_TASK DESCRIPTION_
Work through the material below line by line and say how many lines include the word "Kitty". Only the number, please.

Entries taken from a collection:
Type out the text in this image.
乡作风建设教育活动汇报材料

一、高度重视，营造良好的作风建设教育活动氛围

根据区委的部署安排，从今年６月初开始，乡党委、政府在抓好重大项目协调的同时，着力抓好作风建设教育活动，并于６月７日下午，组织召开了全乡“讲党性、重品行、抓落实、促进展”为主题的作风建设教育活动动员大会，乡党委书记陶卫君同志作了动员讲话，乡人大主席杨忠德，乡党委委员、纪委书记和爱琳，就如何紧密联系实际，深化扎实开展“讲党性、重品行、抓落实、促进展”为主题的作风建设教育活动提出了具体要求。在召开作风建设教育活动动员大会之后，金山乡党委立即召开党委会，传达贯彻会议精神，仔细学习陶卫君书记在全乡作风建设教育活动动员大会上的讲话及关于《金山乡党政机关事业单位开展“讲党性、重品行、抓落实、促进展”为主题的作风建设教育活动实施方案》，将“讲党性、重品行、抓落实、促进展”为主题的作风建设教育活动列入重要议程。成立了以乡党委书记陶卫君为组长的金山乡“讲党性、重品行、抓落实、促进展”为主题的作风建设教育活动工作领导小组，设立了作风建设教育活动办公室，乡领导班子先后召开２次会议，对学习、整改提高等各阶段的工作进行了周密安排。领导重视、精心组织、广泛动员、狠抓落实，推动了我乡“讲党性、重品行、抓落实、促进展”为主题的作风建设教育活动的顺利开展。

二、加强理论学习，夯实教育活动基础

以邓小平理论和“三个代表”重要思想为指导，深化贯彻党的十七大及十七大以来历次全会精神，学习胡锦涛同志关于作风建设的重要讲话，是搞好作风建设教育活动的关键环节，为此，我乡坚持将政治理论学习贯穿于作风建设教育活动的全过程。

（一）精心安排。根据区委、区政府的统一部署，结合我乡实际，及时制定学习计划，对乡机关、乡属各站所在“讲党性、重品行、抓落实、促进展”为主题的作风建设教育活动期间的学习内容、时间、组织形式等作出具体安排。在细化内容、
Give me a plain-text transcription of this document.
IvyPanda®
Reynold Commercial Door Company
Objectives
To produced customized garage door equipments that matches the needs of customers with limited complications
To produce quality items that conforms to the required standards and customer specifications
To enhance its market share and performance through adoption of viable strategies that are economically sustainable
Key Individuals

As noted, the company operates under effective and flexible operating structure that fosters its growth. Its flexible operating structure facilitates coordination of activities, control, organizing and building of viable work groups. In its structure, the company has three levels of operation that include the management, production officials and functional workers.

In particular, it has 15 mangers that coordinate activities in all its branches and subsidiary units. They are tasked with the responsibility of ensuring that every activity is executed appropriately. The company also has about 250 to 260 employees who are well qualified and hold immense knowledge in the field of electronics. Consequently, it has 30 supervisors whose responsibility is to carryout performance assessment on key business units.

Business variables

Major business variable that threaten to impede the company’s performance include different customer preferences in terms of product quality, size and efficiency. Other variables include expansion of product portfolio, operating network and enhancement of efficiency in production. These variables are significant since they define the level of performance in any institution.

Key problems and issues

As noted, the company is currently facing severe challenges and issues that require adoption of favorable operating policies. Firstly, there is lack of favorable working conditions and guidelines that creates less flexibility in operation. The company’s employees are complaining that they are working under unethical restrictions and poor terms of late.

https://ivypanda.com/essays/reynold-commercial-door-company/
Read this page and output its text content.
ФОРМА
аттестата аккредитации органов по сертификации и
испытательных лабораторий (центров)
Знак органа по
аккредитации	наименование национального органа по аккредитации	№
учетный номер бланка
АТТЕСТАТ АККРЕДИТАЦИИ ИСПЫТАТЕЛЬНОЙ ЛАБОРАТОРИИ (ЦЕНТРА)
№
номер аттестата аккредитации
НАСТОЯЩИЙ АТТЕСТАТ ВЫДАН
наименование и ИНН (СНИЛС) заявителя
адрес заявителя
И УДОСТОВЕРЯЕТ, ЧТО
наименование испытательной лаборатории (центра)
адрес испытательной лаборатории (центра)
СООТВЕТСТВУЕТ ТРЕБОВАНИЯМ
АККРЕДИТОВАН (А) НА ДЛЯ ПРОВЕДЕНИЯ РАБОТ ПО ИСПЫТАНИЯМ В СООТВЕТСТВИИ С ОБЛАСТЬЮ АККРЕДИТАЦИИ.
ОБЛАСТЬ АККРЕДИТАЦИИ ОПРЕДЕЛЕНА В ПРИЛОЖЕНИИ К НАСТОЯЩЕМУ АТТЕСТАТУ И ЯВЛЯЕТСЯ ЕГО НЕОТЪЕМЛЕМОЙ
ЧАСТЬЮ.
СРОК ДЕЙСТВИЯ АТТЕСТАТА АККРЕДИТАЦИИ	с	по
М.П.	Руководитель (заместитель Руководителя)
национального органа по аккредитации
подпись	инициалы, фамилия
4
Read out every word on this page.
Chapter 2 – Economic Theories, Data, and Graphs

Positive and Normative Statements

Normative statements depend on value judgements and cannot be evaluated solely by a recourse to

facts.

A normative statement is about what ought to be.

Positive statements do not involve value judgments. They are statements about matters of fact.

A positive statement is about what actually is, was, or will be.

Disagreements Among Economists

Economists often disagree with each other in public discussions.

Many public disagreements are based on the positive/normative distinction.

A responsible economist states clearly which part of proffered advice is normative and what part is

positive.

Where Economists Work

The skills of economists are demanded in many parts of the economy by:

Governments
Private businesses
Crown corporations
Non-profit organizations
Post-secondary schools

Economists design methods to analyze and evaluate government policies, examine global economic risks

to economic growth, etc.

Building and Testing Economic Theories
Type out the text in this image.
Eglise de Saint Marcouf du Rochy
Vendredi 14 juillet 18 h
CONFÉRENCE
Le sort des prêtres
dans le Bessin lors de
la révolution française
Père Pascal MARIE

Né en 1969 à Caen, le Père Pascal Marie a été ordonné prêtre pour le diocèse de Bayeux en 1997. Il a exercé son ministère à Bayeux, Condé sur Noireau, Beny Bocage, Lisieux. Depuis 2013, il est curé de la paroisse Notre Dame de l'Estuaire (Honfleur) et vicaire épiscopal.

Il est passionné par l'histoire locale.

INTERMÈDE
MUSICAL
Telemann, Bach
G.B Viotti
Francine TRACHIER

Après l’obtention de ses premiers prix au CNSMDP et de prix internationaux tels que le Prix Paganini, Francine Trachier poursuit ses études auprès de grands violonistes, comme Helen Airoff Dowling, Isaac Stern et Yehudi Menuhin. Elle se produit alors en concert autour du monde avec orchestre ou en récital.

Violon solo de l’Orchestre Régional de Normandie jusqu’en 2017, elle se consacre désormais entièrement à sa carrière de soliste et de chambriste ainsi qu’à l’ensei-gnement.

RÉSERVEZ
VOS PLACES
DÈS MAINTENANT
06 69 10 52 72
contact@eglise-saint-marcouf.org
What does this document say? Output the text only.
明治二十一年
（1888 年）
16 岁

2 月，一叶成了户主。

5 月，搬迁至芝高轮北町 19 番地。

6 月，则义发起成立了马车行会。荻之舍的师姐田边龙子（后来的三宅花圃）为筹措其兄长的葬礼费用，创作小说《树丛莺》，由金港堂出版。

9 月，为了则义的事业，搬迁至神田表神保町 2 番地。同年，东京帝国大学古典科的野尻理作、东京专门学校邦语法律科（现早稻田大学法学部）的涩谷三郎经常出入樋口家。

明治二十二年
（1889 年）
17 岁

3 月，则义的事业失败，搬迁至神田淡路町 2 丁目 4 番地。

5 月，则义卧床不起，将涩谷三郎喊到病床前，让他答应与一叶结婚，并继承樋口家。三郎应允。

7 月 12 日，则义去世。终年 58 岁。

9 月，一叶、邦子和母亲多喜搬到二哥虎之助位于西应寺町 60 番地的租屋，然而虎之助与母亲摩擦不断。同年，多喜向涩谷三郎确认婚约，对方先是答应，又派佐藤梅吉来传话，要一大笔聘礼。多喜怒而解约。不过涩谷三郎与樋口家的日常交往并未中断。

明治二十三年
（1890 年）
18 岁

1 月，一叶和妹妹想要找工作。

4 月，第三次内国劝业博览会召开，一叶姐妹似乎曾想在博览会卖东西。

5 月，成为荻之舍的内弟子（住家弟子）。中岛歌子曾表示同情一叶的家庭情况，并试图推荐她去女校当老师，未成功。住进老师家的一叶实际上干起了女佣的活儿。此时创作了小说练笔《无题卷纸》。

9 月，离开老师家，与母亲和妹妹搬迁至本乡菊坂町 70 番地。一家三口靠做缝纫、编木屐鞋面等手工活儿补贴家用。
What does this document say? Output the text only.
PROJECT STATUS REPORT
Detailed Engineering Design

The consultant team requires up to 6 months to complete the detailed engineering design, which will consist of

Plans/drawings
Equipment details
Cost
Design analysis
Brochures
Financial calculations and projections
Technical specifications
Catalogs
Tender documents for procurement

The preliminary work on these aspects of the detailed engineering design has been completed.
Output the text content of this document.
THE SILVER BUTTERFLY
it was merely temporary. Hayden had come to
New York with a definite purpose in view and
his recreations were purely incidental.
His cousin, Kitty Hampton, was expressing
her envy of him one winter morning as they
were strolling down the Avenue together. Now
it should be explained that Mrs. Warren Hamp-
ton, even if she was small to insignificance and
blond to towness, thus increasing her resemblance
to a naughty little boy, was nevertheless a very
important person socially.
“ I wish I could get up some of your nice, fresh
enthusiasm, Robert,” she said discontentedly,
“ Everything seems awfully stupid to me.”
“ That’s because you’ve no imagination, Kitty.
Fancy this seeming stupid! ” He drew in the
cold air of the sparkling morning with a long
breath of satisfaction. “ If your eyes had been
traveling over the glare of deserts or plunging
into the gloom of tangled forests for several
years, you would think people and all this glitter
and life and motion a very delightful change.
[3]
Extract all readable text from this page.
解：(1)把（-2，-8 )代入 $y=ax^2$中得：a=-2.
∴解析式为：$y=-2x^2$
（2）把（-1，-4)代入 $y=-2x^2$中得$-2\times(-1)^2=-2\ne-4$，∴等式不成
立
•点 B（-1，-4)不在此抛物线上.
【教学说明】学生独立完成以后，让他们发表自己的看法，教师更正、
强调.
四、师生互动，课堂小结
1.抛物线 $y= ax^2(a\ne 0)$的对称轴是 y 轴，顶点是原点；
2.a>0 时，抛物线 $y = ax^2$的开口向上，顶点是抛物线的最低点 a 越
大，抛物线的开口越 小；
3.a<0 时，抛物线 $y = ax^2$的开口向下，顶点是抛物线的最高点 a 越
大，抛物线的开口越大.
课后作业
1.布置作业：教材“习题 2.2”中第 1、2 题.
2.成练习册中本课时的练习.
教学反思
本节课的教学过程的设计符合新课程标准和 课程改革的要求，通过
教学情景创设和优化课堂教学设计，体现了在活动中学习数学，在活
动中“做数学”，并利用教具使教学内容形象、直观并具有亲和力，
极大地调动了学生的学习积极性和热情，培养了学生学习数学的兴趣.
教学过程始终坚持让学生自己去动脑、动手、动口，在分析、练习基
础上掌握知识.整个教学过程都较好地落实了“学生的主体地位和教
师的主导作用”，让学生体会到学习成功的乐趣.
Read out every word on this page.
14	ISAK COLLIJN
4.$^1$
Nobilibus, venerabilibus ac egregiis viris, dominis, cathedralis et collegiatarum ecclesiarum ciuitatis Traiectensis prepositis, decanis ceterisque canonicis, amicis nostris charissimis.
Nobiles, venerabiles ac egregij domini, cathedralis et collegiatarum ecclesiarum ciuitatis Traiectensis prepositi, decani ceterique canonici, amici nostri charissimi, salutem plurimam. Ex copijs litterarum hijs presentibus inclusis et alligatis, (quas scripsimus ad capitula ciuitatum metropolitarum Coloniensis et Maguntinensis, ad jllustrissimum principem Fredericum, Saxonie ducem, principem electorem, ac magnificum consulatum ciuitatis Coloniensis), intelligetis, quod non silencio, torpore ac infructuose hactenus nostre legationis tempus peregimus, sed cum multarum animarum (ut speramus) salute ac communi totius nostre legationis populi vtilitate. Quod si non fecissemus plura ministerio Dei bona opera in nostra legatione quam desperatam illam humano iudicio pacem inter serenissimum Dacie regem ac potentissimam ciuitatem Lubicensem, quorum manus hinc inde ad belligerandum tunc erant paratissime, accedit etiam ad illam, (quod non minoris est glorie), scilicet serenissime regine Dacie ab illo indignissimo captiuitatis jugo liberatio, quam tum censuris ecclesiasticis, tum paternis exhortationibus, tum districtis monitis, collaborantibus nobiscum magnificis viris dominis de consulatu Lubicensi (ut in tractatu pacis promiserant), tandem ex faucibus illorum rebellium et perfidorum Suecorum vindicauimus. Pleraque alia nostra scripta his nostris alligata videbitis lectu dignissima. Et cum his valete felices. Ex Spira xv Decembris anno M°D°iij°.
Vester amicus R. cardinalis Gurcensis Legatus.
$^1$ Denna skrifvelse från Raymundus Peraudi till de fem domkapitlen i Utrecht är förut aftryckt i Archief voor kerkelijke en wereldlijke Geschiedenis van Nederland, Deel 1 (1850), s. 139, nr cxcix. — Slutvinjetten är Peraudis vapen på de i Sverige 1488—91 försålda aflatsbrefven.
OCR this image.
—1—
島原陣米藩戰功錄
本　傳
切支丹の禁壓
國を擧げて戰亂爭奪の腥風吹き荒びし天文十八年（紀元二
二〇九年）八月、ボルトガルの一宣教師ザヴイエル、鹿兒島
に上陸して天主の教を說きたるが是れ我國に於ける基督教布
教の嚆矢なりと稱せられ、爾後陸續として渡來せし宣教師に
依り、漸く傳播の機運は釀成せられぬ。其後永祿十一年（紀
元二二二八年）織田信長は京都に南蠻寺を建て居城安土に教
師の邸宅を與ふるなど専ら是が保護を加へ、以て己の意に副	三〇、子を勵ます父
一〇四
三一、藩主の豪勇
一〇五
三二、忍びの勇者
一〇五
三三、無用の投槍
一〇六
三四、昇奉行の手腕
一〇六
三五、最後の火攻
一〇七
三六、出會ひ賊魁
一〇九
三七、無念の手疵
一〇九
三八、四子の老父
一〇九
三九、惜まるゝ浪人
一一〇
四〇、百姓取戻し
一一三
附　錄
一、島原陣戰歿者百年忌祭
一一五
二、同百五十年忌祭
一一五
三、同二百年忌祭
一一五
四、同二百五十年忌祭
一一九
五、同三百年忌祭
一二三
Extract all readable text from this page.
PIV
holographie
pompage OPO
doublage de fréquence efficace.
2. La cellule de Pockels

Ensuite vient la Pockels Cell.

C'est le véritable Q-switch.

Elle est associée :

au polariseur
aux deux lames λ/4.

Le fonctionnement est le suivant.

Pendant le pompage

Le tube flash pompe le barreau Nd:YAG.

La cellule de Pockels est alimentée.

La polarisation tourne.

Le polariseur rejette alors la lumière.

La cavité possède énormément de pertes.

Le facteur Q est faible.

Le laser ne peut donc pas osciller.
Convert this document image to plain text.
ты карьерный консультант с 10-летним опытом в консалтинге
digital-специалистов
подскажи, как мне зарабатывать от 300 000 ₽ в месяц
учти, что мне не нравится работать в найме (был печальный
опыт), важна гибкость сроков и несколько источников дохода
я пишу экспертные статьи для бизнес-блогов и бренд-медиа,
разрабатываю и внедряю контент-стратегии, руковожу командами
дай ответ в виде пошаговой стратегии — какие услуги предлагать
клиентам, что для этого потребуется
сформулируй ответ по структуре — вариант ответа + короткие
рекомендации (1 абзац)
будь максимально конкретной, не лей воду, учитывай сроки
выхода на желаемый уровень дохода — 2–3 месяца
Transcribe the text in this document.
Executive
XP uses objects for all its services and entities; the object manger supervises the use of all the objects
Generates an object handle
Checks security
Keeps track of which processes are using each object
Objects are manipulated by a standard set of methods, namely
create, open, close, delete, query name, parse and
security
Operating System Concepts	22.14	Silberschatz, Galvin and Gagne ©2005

_OUTPUT FOR THIS TASK_
2